* AIM
Without the pictures, print each of the records below exactly as it appears.

-- start --

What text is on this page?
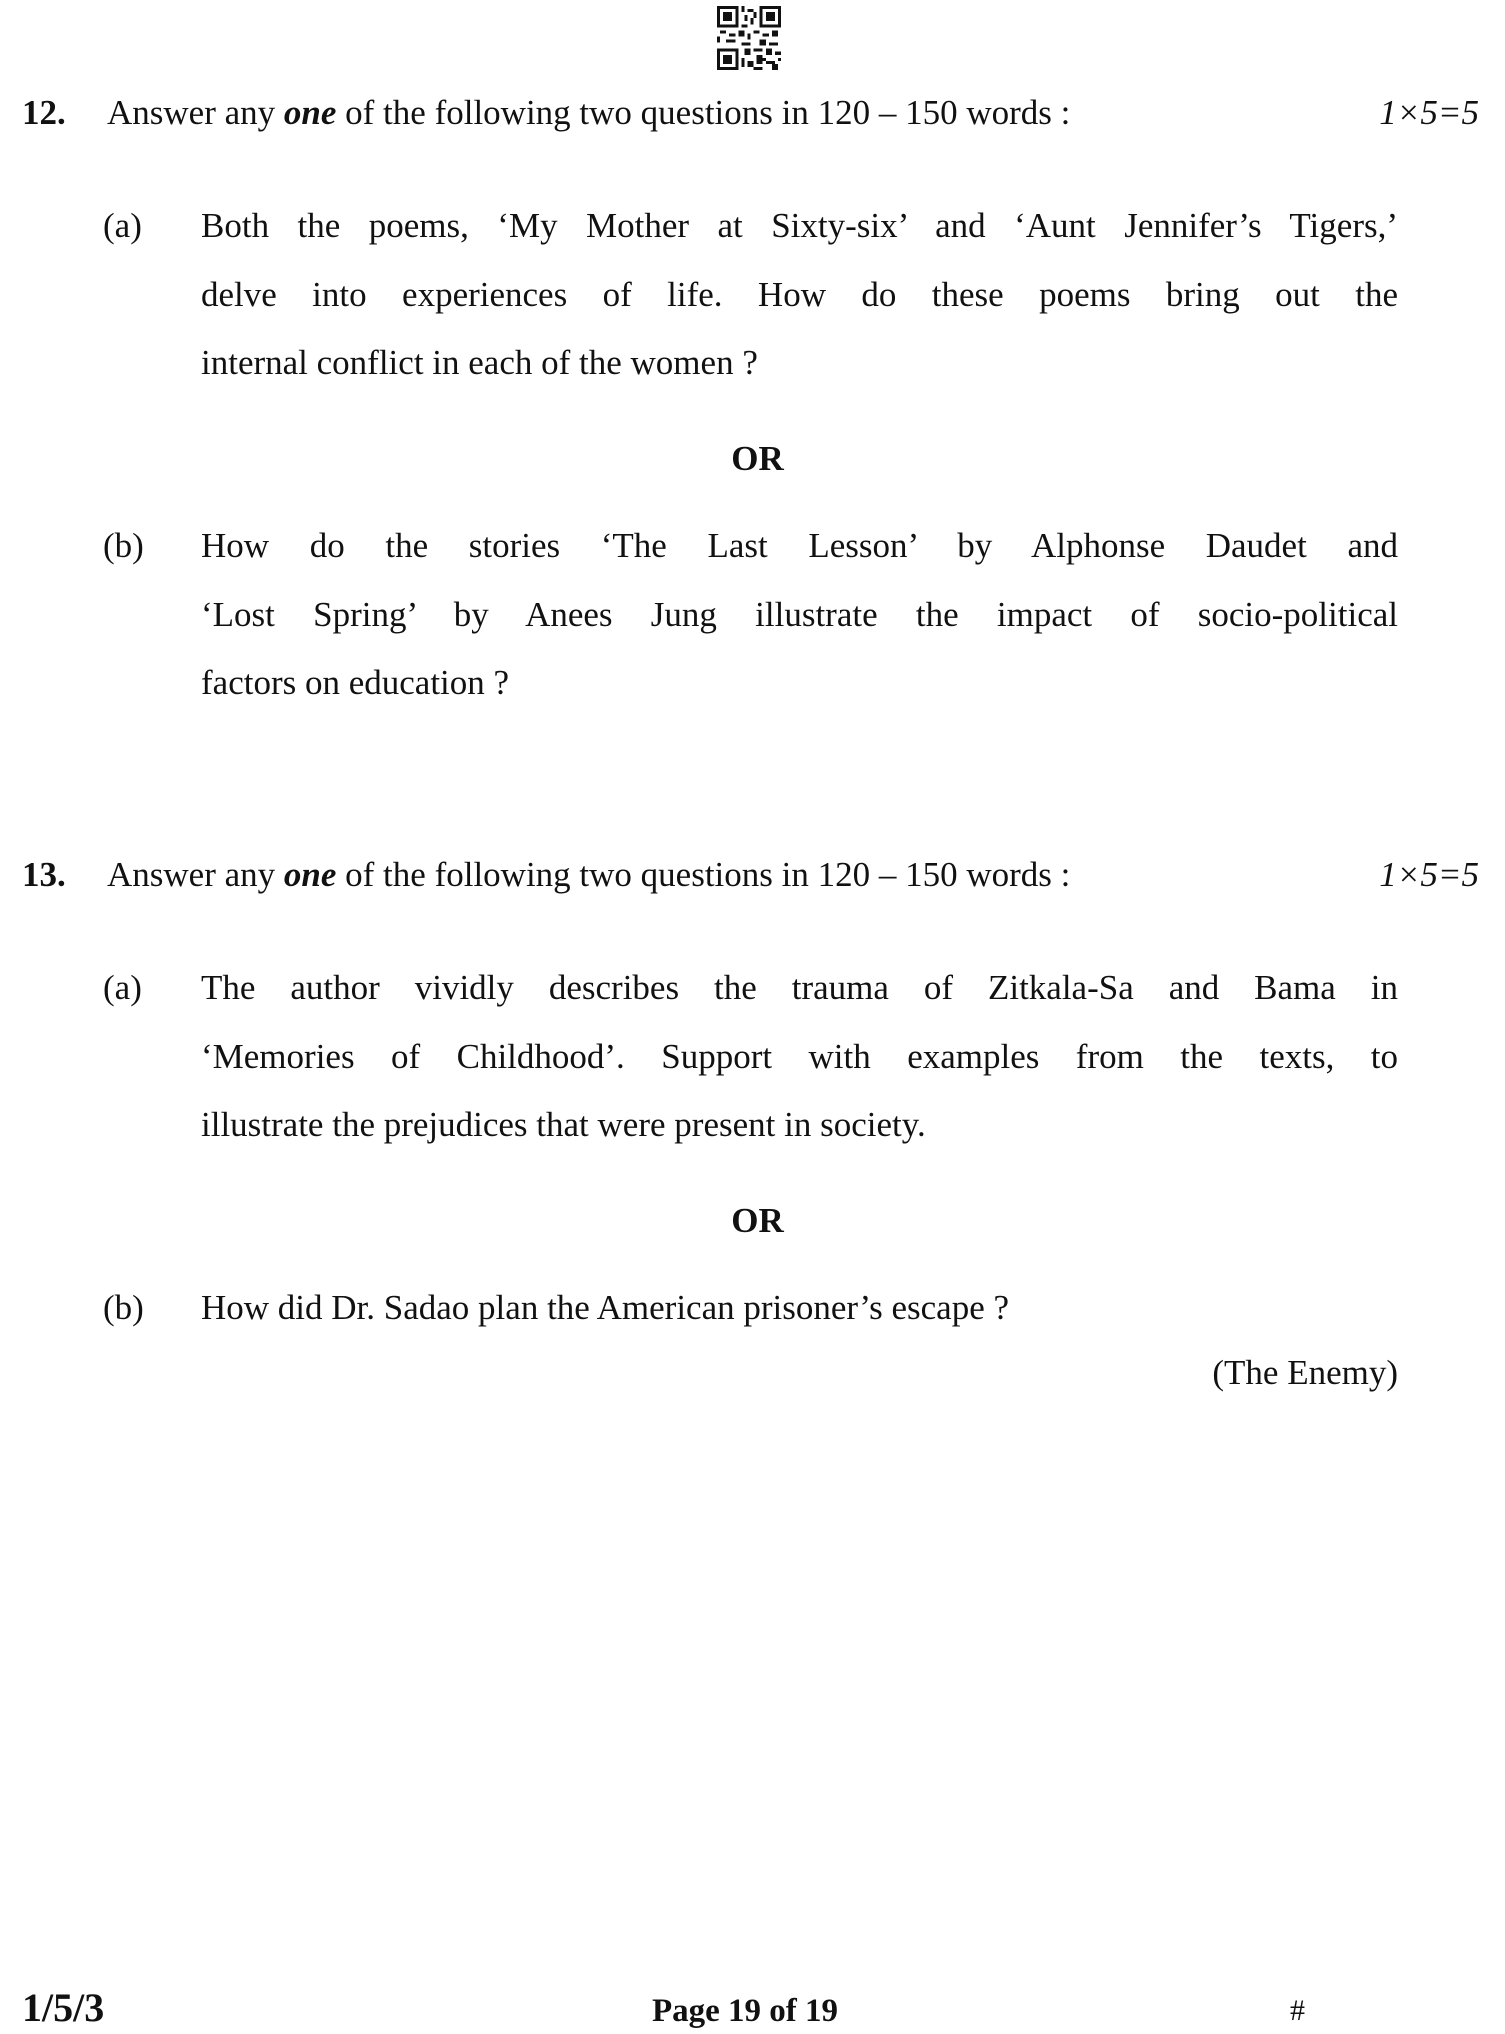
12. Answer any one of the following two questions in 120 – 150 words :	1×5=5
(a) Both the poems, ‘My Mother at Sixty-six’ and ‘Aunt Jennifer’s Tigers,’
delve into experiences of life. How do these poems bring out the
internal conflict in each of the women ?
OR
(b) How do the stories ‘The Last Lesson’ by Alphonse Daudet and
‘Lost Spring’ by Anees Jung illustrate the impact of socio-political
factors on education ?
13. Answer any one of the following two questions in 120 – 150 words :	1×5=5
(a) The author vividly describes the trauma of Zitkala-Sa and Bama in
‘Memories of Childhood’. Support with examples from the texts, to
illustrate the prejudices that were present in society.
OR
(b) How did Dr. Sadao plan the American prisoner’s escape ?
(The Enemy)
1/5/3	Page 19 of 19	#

-- end --

* TASK SOLUTION
What text is on this page?
12. Answer any one of the following two questions in 120 – 150 words :	1×5=5
(a) Both the poems, ‘My Mother at Sixty-six’ and ‘Aunt Jennifer’s Tigers,’
delve into experiences of life. How do these poems bring out the
internal conflict in each of the women ?
OR
(b) How do the stories ‘The Last Lesson’ by Alphonse Daudet and
‘Lost Spring’ by Anees Jung illustrate the impact of socio-political
factors on education ?
13. Answer any one of the following two questions in 120 – 150 words :	1×5=5
(a) The author vividly describes the trauma of Zitkala-Sa and Bama in
‘Memories of Childhood’. Support with examples from the texts, to
illustrate the prejudices that were present in society.
OR
(b) How did Dr. Sadao plan the American prisoner’s escape ?
(The Enemy)
1/5/3	Page 19 of 19	#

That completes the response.